# [Extrait présenté]
○ ○ ○ ○ ○

Pour illustrer jusqu’à quel point, Jean Béliveau pouvait être un homme dédié à son travail et à ses fans, André se souvient d’une fois, alors qu’il était devenu vice-président principal aux affaires sociales, les deux frères avaient fait un arrêt au forum pour prendre possession du courrier destiné au Grand Jean.
«Il y avait deux grands sacs remplis à pleine capacité de lettres provenant non seulement de tous les coins du pays et même de l’extérieur. J’ai demandé à Jean ce qu’il allait faire de tout ça, il m’a dit tout simplement qu’il allait prendre le temps qu’il faut pour répondre à chacune des demandes parce qu’elles étaient importantes à ses yeux. Je n’en croyais pas mes oreilles, mais c’était cela Jean», nous a raconté avec émotion le plus jeune des Béliveau, en affirmant que cet homme au grand cœur a mis la même ardeur et la même discipline dans les nombreuses fondations auxquelles il a accepté de s’engager, y compris celle portant son nom.

○ ○ ○ ○ ○

# [Données affichées]
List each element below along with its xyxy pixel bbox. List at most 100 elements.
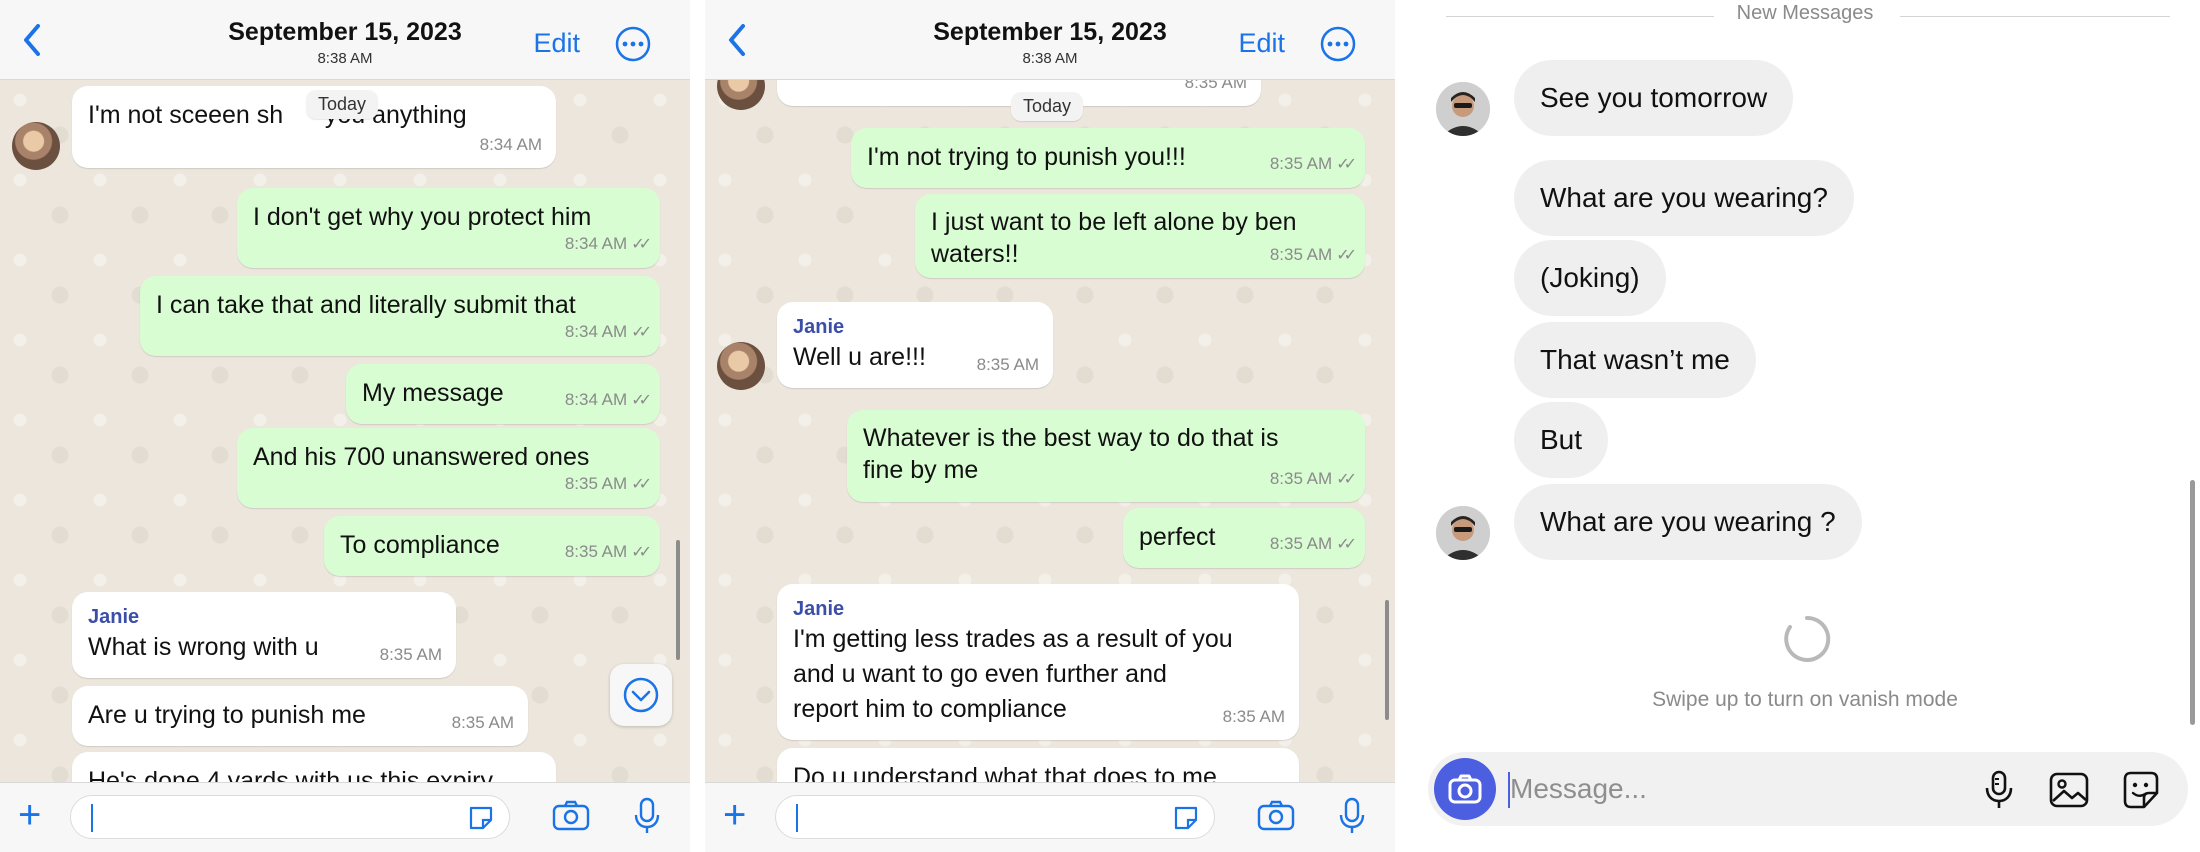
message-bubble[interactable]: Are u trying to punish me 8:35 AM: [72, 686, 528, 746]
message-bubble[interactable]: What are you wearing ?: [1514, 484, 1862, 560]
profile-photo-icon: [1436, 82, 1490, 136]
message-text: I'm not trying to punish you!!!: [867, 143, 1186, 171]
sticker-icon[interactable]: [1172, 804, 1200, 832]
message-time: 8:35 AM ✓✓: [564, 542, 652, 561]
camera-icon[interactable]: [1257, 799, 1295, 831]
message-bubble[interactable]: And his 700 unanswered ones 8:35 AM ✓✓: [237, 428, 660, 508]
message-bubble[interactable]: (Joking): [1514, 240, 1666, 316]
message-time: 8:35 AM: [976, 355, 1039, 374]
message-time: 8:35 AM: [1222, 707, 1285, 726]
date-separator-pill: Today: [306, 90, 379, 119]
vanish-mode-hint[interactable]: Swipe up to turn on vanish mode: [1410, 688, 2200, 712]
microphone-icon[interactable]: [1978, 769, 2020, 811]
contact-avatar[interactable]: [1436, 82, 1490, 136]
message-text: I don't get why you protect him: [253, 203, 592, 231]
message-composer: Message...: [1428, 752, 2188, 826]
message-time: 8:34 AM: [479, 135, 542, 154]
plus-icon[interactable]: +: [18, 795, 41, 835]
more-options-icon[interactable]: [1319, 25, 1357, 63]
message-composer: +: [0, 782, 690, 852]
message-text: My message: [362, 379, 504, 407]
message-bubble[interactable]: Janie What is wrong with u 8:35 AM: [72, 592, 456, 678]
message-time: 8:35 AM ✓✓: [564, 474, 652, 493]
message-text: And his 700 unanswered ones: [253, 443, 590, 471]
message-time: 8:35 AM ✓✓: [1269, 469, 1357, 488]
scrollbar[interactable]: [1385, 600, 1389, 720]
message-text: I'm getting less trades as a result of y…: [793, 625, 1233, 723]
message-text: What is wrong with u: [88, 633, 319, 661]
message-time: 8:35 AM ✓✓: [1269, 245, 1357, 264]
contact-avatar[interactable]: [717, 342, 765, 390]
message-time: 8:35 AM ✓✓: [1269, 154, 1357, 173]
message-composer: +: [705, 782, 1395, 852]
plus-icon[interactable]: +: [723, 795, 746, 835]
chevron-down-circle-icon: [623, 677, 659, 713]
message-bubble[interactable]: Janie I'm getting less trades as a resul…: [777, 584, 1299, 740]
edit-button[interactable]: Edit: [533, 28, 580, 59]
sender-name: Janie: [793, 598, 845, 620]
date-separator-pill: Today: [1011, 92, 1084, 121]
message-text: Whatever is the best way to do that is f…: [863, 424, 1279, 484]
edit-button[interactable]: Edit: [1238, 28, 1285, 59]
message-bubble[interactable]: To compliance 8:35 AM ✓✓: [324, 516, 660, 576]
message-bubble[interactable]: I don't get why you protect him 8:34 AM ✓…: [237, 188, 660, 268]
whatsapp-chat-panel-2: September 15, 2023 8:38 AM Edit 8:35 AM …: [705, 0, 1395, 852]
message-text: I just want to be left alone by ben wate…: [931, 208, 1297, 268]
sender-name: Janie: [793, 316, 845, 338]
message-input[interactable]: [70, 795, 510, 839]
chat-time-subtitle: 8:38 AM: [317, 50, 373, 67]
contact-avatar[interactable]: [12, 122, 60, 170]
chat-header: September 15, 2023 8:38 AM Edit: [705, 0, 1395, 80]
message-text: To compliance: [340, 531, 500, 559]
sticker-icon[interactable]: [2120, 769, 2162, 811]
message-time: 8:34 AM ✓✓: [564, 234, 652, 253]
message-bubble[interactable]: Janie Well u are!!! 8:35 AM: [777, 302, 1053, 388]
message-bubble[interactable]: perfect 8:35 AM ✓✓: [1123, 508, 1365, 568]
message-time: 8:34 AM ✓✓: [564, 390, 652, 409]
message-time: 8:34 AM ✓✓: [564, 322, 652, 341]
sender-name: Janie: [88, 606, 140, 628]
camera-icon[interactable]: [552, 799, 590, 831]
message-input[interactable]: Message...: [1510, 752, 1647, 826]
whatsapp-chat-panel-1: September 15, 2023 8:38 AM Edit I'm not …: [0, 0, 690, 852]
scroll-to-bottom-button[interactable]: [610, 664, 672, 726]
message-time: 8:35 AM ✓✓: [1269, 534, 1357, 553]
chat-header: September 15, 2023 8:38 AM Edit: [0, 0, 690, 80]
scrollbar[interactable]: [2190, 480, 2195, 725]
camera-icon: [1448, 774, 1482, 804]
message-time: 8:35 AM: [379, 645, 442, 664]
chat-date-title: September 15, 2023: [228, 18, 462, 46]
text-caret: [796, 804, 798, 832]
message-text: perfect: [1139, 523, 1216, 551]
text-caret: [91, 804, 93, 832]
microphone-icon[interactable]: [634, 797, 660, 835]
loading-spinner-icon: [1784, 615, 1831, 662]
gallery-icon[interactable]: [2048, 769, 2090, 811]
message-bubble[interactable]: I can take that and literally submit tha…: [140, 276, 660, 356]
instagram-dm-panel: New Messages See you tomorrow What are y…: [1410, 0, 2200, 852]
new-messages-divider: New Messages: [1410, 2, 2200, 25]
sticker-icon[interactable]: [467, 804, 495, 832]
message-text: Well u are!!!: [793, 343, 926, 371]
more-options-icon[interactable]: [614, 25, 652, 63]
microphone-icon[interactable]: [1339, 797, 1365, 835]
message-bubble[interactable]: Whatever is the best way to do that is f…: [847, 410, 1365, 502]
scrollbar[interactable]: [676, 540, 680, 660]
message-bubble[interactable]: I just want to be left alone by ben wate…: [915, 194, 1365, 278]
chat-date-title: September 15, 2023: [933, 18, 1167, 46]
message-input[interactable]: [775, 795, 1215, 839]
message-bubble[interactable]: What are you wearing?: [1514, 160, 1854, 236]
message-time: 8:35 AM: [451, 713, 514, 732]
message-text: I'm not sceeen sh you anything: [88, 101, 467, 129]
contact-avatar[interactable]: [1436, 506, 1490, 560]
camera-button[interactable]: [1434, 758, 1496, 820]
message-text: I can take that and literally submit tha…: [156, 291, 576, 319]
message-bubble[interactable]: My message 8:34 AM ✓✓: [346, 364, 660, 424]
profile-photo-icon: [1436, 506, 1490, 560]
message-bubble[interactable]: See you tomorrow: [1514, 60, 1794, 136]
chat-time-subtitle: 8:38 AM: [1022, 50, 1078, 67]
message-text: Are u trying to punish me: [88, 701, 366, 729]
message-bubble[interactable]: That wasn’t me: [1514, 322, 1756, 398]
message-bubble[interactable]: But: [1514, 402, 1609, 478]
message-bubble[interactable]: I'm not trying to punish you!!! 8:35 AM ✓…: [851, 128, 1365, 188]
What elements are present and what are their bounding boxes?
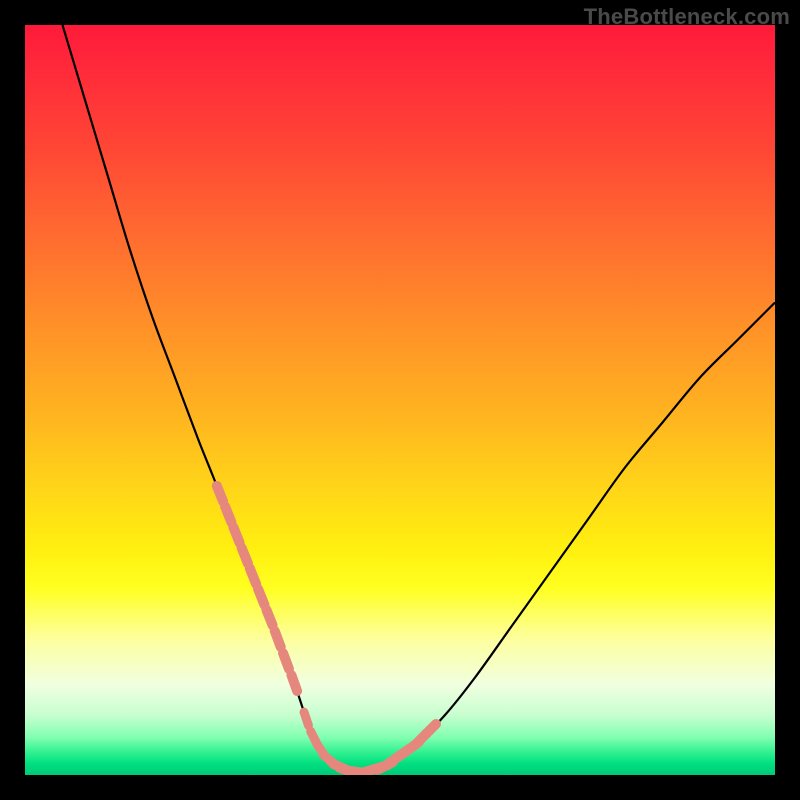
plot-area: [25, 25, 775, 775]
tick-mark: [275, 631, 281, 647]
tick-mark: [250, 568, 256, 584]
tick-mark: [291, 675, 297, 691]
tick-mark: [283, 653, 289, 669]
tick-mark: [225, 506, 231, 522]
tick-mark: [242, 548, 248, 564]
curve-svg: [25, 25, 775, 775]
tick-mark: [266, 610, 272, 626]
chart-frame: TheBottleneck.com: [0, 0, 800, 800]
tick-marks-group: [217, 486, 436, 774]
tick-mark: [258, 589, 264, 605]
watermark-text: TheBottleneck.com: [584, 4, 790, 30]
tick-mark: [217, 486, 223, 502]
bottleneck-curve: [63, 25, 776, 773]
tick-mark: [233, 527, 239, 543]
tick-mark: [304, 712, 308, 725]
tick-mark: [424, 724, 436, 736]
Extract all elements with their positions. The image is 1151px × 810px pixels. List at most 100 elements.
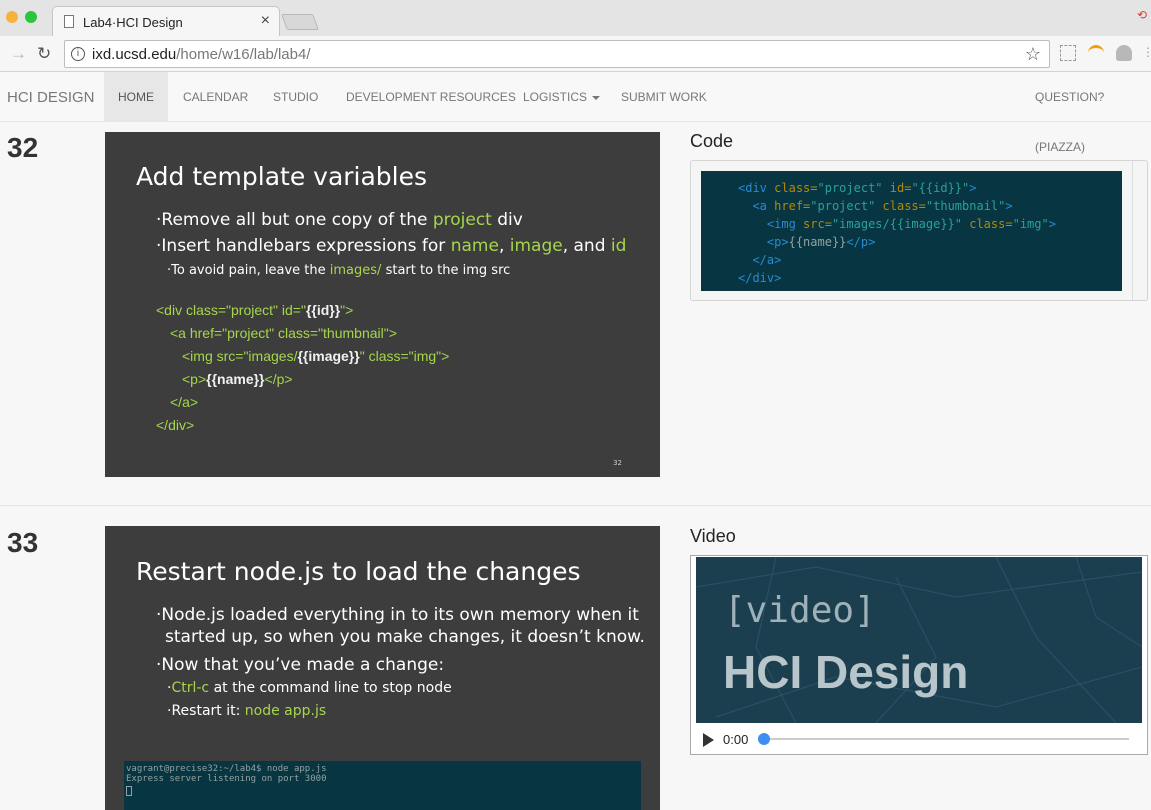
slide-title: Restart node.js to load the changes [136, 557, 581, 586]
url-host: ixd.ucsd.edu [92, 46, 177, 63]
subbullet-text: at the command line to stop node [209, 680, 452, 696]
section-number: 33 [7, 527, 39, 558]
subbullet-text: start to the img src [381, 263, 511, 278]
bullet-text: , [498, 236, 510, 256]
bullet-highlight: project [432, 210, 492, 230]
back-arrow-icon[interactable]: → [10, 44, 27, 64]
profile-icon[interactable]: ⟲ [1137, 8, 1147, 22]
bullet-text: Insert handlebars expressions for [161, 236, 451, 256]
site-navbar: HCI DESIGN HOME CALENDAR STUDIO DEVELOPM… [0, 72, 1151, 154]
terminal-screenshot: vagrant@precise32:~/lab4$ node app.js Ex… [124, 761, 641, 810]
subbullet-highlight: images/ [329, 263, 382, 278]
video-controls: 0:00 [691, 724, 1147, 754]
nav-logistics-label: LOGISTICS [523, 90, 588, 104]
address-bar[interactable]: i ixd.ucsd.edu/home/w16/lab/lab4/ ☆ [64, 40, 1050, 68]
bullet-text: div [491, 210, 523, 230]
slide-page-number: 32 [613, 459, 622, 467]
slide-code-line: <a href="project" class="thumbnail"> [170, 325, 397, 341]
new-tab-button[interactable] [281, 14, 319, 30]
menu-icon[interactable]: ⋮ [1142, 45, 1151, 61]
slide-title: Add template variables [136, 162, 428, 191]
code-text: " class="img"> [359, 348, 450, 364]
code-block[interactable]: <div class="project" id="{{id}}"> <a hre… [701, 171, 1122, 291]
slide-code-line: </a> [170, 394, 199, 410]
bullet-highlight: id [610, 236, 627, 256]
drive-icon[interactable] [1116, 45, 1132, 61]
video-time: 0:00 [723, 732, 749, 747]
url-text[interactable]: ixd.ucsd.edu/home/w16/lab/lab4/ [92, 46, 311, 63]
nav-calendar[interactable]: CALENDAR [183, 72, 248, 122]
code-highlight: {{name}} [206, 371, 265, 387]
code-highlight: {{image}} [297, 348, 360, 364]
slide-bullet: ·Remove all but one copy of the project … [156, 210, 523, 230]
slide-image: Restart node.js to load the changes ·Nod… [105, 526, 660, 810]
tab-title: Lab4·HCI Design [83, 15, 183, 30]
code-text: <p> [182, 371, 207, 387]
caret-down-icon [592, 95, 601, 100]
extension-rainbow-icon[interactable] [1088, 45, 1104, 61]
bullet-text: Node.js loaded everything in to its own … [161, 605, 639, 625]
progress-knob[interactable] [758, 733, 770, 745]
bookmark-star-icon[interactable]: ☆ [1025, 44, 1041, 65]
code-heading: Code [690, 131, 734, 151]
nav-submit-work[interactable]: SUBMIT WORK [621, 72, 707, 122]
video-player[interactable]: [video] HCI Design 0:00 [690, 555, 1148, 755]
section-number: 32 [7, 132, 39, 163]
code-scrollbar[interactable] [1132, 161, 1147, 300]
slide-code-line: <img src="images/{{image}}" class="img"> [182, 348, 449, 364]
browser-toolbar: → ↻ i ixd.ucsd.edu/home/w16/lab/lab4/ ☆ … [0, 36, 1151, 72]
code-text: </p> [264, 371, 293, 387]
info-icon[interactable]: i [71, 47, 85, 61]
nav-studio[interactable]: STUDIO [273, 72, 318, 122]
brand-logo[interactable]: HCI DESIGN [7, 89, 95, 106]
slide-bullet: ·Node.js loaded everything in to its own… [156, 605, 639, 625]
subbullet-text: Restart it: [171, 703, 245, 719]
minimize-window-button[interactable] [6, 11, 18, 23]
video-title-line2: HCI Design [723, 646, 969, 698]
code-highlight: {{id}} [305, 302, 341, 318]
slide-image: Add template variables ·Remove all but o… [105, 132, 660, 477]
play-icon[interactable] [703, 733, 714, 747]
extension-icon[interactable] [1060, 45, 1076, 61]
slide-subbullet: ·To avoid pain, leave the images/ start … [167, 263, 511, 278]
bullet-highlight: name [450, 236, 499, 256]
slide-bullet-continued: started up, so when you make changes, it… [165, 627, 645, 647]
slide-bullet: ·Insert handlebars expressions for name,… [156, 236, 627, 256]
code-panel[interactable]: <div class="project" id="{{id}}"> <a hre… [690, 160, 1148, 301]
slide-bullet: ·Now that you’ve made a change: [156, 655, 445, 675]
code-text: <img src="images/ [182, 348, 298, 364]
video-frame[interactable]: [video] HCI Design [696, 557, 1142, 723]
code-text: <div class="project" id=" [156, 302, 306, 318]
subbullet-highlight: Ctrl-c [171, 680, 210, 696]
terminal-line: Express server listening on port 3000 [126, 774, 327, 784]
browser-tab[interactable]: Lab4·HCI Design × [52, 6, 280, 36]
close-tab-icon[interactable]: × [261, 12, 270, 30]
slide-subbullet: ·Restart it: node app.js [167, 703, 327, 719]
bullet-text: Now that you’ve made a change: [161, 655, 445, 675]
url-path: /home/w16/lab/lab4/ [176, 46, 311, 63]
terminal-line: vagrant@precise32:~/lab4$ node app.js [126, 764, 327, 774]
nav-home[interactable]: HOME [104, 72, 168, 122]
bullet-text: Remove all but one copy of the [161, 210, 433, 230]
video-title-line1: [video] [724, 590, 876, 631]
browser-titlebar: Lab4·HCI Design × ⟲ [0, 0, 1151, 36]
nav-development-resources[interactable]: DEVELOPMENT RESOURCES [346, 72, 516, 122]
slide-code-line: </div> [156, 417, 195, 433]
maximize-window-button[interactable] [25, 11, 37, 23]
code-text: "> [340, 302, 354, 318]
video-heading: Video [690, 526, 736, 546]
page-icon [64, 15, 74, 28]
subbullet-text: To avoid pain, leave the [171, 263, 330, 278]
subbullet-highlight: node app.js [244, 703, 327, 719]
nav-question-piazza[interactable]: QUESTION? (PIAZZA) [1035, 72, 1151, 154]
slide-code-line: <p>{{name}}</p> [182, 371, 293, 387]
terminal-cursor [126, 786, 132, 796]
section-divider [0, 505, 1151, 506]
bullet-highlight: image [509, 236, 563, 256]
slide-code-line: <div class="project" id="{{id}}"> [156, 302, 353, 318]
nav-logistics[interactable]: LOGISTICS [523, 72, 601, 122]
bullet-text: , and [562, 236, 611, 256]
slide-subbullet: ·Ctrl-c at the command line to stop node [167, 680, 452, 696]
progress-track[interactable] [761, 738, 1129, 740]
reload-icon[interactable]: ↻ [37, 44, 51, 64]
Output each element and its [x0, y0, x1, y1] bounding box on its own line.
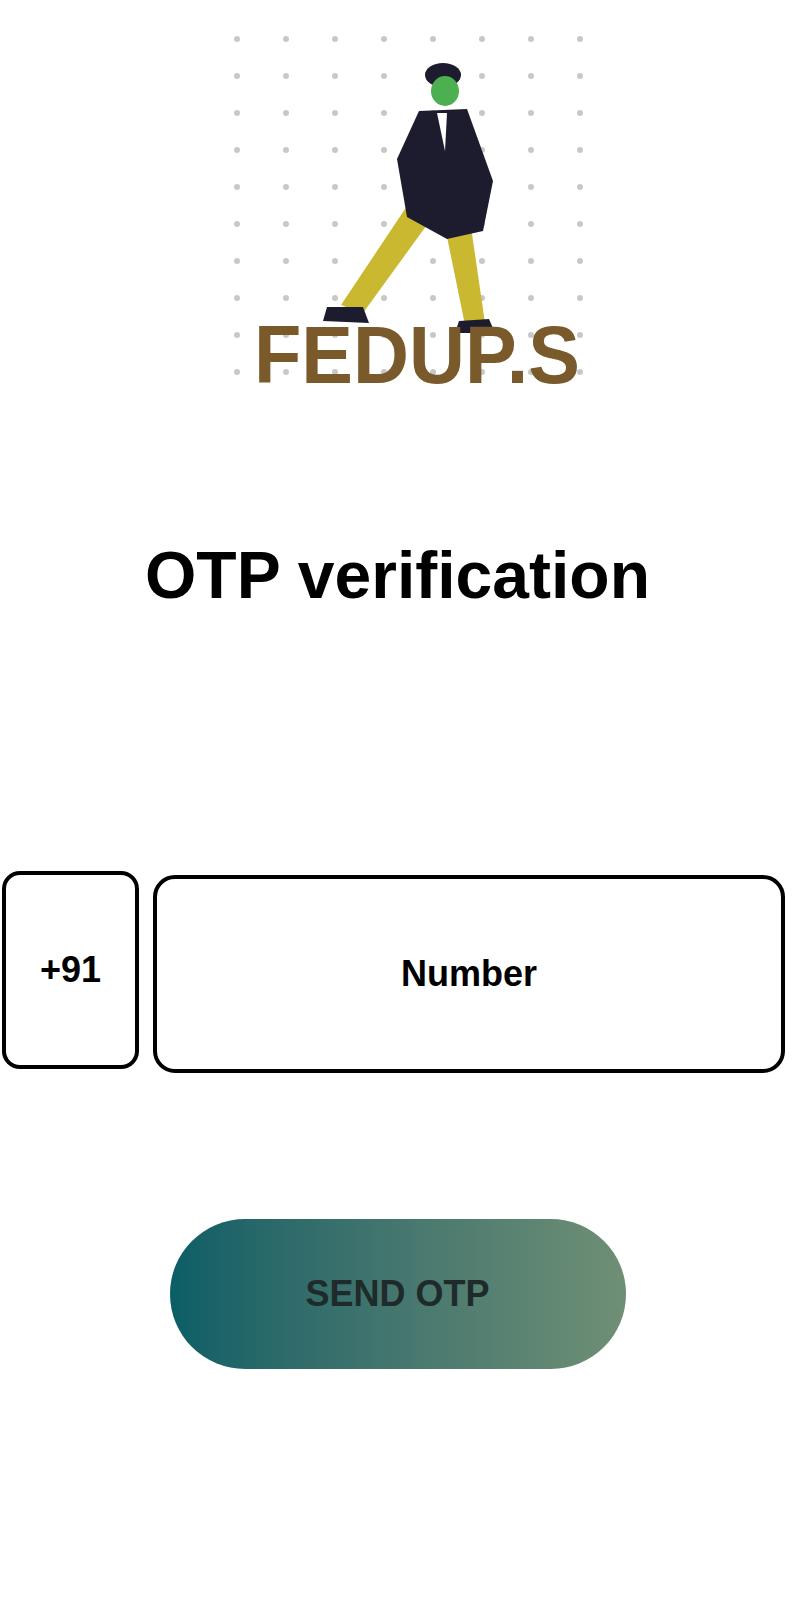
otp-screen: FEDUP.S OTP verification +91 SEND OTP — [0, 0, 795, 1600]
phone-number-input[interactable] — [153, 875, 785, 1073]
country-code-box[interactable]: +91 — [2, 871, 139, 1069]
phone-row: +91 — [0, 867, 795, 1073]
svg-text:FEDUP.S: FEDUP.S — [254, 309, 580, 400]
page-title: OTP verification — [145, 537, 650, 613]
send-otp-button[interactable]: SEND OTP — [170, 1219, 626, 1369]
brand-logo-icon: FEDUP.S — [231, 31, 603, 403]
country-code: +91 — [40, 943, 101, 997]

○ ○ ○ ○ ○

# [Objectifs]
1) Répondez à ces questions sur le texte consacré à Jean Béliveau :
(a) Où les deux frères s'étaient-ils arrêtés ?
(b) Combien de sacs de lettres y avait-il ?
(c) Qu'est-ce que Jean a dit qu'il allait faire de tout ce courrier ?
2) Reproduisez le texte consacré à Jean Béliveau en commençant à « Pour illustrer jusqu’à » et en terminant à « au Grand Jean. ».
3) Prolongez le texte consacré à Jean Béliveau à partir de l'endroit où il s'arrête.

# [Les réponses]
1)
(a) Au forum.
(b) Deux grands sacs.
(c) Il allait prendre le temps qu'il faut pour répondre à chacune des demandes.

2)
Pour illustrer jusqu’à quel point, Jean Béliveau pouvait être un homme dédié à son travail et à ses fans, André se souvient d’une fois, alors qu’il était devenu vice-président principal aux affaires sociales, les deux frères avaient fait un arrêt au forum pour prendre possession du courrier destiné au Grand Jean.

3)
Un électricien
André Béliveau est le premier à admettre comme tout le monde que Jean, en plus d’être un perfectionniste, a hérité d’un talent exceptionnel dans les sports, et ce, autant au baseball, où il aurait pu faire carrière, qu’au hockey.
Toutefois, peu ne s’en est fallu que ce géant de Victoriaville doive renoncer à ses ambitions dans les sports, du moins à les retarder, car maman Laurette n’était pas tellement d’accord à le laisser partir pour la grande ville de Québec en 1951, là où, craignait-elle, il y avait risque de perdition pour une aussi jeune et beau grand garçon.
Heureusement pour nous, Arthur a trouvé les bons mots pour convaincre sa Laurette, sans quoi Victoriaville aurait probablement hérité d’un électricien, un excellent électricien à n’en pas douter. En dépit d’une 10e année, Jean avait entrepris des cours dans cette discipline, ce qui lui aurait probablement permis d’aller rejoindre son père au sein de la Shawinigan Water & Power, comme cela se faisait souvent à l’époque.
Il faut dire toutefois, qu’Arthur n’a jamais renoncé à ses obligations car après avoir soutiré l’accord de son épouse, il a su bien conseiller Jean «en bon père de famille» dans son cheminement d’hockeyeur et d’individu.
Les dirigeants du Canadien de Montréal de l’époque ont d’ailleurs appris de quel bois pouvait se chauffer ce brave père de famille de Victoriaville lorsqu’ils ont eu à négocier pour sortir Jean de Québec.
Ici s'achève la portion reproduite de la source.